Aufgabe 1: In welchem Jahr wurde laut Textauszug die Vergewaltigung in der Ehe zum Straftatbestand erklärt?
Aufgabe 2: Gib den Abschnitt des Textauszugs wörtlich wieder, beginnend bei „Und in der Tat“ und endend bei „Leinwandheld? Subtile Gewalt.“.

Textauszug:
-.-.-

Und in der Tat ist es erschreckend, wie viel Gewalt in Geschichte und Gegenwart im Namen eines diffusen Liebesbegriffes ausgeübt wurde und wird. Erst 1997 wurde beispielsweise die Vergewaltigung in der Ehe zum Straftatbestand erklärt. Ein Großteil der weltweiten Gewaltverbrechen wird von Tätern begangen, die ihren Opfern nahestehen. „Ein Schlüsselelement der Liebe ist die Rechtfertigung von Gewalt“, schreibt Terre Thaemlitz ganz direkt im Begleittext zu „Lovebomb“. Und nimmt dabei auch die von Liebesmotiven durchzogene Popkultur ins Visier. Nicht zu Unrecht: Wie genau sah nochmal ein leidenschaftlicher Kuss im Kino bis vor wenigen Jahrzehnten aus? Wie ein Kampf, oder? Und was machte jemanden wie Marlon Brando zum Leinwandheld? Subtile Gewalt.

-.-.-

Datenauszug:
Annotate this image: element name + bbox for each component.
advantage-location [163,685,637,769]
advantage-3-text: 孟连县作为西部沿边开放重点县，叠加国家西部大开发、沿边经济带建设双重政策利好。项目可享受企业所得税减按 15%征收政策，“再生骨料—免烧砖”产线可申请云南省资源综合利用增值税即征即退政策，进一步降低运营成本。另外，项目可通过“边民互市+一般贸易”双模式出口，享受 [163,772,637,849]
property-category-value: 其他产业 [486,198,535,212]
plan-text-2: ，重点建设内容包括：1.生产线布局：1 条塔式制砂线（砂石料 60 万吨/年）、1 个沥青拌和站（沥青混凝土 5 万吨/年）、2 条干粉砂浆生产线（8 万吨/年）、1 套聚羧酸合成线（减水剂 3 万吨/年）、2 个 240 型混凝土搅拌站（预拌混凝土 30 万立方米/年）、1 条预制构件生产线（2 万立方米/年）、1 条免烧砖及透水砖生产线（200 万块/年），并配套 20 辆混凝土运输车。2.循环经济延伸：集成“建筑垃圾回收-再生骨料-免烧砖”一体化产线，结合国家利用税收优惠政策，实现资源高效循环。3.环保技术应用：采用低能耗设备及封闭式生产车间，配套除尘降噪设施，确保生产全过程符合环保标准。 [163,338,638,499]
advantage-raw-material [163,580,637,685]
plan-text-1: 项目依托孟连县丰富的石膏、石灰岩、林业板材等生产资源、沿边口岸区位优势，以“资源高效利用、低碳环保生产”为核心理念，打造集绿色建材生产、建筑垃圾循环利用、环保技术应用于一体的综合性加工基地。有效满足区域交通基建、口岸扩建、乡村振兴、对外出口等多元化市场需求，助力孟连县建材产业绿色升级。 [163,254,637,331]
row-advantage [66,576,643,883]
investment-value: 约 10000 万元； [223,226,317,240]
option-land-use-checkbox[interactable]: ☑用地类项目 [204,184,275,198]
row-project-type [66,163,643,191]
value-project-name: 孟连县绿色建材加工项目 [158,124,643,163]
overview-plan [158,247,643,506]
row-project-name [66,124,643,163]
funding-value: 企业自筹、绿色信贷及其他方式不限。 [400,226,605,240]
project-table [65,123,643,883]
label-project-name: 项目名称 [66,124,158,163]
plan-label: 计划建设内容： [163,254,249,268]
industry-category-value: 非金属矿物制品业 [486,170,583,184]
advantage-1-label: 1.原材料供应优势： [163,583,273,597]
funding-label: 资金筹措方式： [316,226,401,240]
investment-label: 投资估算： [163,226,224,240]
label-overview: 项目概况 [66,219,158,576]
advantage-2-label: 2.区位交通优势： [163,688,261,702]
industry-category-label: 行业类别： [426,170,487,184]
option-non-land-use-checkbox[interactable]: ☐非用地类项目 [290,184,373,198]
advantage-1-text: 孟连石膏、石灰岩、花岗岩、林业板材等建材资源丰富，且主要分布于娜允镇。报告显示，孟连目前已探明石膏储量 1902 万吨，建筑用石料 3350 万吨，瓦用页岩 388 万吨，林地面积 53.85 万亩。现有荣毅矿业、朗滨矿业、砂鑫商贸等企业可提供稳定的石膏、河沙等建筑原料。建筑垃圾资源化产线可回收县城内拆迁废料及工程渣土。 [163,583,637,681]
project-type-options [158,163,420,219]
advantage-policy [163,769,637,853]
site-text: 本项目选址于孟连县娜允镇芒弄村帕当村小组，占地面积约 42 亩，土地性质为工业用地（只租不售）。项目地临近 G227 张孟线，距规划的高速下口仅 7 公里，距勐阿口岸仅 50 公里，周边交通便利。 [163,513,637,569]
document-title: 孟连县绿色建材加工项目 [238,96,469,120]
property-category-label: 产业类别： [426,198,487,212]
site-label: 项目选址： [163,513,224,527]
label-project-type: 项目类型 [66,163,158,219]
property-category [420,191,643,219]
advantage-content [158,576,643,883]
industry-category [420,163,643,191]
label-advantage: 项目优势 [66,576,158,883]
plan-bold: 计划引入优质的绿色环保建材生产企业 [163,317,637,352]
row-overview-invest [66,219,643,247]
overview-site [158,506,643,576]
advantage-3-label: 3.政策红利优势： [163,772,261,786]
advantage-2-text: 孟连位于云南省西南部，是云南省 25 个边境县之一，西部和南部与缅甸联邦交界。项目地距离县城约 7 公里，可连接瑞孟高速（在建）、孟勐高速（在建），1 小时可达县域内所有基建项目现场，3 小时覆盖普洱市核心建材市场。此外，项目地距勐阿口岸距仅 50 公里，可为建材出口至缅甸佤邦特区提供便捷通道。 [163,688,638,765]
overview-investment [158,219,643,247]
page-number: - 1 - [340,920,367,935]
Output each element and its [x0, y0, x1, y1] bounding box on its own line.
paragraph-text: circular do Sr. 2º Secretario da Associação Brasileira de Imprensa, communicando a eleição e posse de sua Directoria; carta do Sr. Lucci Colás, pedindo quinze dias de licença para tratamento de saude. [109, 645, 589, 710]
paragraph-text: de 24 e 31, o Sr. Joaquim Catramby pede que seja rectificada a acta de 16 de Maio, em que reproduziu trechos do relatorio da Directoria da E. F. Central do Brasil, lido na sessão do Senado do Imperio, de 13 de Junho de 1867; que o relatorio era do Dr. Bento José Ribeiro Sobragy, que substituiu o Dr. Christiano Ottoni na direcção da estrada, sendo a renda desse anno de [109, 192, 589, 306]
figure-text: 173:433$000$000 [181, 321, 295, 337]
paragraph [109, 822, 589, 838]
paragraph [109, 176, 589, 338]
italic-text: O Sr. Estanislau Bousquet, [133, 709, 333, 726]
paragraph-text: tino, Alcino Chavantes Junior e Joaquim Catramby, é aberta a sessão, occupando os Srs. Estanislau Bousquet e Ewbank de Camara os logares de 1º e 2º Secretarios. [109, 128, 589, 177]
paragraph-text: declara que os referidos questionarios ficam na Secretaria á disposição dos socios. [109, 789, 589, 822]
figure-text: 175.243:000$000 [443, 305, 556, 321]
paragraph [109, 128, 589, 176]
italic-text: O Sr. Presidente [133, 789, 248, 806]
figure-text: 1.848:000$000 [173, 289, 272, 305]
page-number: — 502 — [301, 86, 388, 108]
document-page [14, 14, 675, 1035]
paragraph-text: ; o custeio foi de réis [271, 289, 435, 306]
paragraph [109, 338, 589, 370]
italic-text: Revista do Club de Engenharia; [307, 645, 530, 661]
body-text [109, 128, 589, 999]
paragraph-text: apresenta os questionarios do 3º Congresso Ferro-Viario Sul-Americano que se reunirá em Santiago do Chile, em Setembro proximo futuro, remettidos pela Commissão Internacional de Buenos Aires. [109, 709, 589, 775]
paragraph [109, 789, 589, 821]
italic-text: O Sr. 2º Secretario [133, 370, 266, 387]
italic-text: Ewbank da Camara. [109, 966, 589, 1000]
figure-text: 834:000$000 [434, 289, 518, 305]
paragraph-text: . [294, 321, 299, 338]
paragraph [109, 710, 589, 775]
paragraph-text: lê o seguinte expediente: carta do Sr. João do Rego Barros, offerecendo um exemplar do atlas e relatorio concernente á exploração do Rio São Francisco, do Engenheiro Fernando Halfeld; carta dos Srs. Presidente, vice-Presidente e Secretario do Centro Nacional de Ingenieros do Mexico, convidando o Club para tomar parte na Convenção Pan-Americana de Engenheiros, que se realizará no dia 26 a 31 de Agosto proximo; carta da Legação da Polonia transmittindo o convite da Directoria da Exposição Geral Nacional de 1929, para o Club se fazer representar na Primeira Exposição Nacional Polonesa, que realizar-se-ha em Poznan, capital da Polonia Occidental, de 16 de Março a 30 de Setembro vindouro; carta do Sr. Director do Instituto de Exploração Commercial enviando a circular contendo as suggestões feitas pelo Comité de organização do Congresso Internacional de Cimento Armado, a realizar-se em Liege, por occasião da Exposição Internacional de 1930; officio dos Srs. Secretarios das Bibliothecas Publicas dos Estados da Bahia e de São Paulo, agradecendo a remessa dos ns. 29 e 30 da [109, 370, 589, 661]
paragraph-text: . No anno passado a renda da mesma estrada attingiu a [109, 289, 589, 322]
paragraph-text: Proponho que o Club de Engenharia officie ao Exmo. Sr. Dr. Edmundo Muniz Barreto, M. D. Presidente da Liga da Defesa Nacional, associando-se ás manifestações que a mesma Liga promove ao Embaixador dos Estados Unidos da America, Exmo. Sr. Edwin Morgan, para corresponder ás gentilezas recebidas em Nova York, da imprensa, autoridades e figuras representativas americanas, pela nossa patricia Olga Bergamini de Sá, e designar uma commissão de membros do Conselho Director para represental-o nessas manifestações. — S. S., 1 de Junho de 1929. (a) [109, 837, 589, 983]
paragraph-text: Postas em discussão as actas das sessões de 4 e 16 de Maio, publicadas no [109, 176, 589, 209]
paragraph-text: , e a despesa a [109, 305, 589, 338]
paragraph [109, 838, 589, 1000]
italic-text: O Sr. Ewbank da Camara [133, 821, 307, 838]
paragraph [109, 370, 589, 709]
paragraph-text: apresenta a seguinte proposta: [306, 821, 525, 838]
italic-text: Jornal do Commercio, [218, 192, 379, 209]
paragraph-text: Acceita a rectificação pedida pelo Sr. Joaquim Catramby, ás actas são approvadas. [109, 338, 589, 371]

-.-.-

Lösung 1: 1997

Lösung 2:
Und in der Tat ist es erschreckend, wie viel Gewalt in Geschichte und Gegenwart im Namen eines diffusen Liebesbegriffes ausgeübt wurde und wird. Erst 1997 wurde beispielsweise die Vergewaltigung in der Ehe zum Straftatbestand erklärt. Ein Großteil der weltweiten Gewaltverbrechen wird von Tätern begangen, die ihren Opfern nahestehen. „Ein Schlüsselelement der Liebe ist die Rechtfertigung von Gewalt“, schreibt Terre Thaemlitz ganz direkt im Begleittext zu „Lovebomb“. Und nimmt dabei auch die von Liebesmotiven durchzogene Popkultur ins Visier. Nicht zu Unrecht: Wie genau sah nochmal ein leidenschaftlicher Kuss im Kino bis vor wenigen Jahrzehnten aus? Wie ein Kampf, oder? Und was machte jemanden wie Marlon Brando zum Leinwandheld? Subtile Gewalt.